Region boundary data
+++
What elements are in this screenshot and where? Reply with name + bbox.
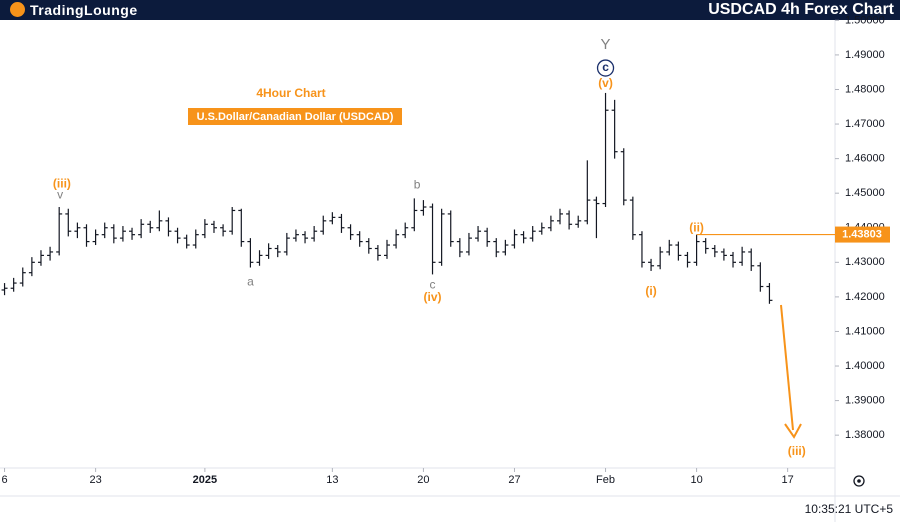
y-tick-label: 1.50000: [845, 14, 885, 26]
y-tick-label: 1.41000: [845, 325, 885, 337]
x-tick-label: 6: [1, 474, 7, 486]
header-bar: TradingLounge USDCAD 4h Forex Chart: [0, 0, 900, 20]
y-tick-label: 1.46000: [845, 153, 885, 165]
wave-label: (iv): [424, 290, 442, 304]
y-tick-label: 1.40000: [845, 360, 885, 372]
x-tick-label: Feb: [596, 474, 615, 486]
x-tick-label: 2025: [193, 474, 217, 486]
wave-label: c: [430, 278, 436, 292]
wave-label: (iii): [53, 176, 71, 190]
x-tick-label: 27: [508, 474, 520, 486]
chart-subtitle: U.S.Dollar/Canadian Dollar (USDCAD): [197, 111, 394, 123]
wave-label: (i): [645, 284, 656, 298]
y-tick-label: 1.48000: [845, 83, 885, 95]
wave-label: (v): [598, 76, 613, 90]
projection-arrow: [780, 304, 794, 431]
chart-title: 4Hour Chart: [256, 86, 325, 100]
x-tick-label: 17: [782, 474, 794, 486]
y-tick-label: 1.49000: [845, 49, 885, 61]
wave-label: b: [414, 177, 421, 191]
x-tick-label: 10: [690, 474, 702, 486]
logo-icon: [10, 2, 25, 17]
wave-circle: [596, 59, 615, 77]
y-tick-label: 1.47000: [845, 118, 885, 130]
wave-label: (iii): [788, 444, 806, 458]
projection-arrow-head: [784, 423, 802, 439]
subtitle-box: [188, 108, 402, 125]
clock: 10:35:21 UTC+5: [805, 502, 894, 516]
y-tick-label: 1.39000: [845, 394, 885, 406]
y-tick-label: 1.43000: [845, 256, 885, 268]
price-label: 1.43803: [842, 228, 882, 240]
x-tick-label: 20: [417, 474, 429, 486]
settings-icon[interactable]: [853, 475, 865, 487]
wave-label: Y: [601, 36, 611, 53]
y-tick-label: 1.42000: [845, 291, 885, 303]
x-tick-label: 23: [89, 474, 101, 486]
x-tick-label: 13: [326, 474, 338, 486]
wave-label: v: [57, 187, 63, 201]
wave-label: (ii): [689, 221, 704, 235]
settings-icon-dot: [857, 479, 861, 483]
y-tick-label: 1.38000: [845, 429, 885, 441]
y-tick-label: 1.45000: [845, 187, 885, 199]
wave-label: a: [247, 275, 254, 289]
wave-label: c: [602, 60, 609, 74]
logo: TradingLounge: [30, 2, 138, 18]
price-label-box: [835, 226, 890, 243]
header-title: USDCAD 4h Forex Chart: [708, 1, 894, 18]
+++
**Written exercise:** Change every occurrence of "wave-label" to "wave-marker" throughout the items above, reproducing all other text unchanged and omitting the pictures.

**The solution:**
What elements are in this screenshot and where? Reply with name + bbox.
y-tick-label: 1.50000: [845, 14, 885, 26]
y-tick-label: 1.41000: [845, 325, 885, 337]
x-tick-label: 6: [1, 474, 7, 486]
header-bar: TradingLounge USDCAD 4h Forex Chart: [0, 0, 900, 20]
y-tick-label: 1.46000: [845, 153, 885, 165]
wave-marker: (iv): [424, 290, 442, 304]
y-tick-label: 1.40000: [845, 360, 885, 372]
x-tick-label: Feb: [596, 474, 615, 486]
x-tick-label: 2025: [193, 474, 217, 486]
wave-marker: c: [430, 278, 436, 292]
wave-marker: (iii): [53, 176, 71, 190]
x-tick-label: 27: [508, 474, 520, 486]
chart-subtitle: U.S.Dollar/Canadian Dollar (USDCAD): [197, 111, 394, 123]
wave-marker: (i): [645, 284, 656, 298]
y-tick-label: 1.48000: [845, 83, 885, 95]
wave-marker: (v): [598, 76, 613, 90]
projection-arrow: [780, 304, 794, 431]
chart-title: 4Hour Chart: [256, 86, 325, 100]
x-tick-label: 17: [782, 474, 794, 486]
y-tick-label: 1.49000: [845, 49, 885, 61]
wave-marker: b: [414, 177, 421, 191]
x-tick-label: 10: [690, 474, 702, 486]
logo-icon: [10, 2, 25, 17]
wave-circle: [596, 59, 615, 77]
y-tick-label: 1.47000: [845, 118, 885, 130]
wave-marker: (iii): [788, 444, 806, 458]
projection-arrow-head: [784, 423, 802, 439]
subtitle-box: [188, 108, 402, 125]
clock: 10:35:21 UTC+5: [805, 502, 894, 516]
y-tick-label: 1.39000: [845, 394, 885, 406]
y-tick-label: 1.43000: [845, 256, 885, 268]
price-label: 1.43803: [842, 228, 882, 240]
x-tick-label: 20: [417, 474, 429, 486]
settings-icon[interactable]: [853, 475, 865, 487]
wave-marker: Y: [601, 36, 611, 53]
y-tick-label: 1.42000: [845, 291, 885, 303]
x-tick-label: 23: [89, 474, 101, 486]
x-tick-label: 13: [326, 474, 338, 486]
wave-marker: v: [57, 187, 63, 201]
wave-marker: (ii): [689, 221, 704, 235]
settings-icon-dot: [857, 479, 861, 483]
y-tick-label: 1.38000: [845, 429, 885, 441]
y-tick-label: 1.45000: [845, 187, 885, 199]
wave-marker: a: [247, 275, 254, 289]
wave-marker: c: [602, 60, 609, 74]
logo: TradingLounge: [30, 2, 138, 18]
price-label-box: [835, 226, 890, 243]
header-title: USDCAD 4h Forex Chart: [708, 1, 894, 18]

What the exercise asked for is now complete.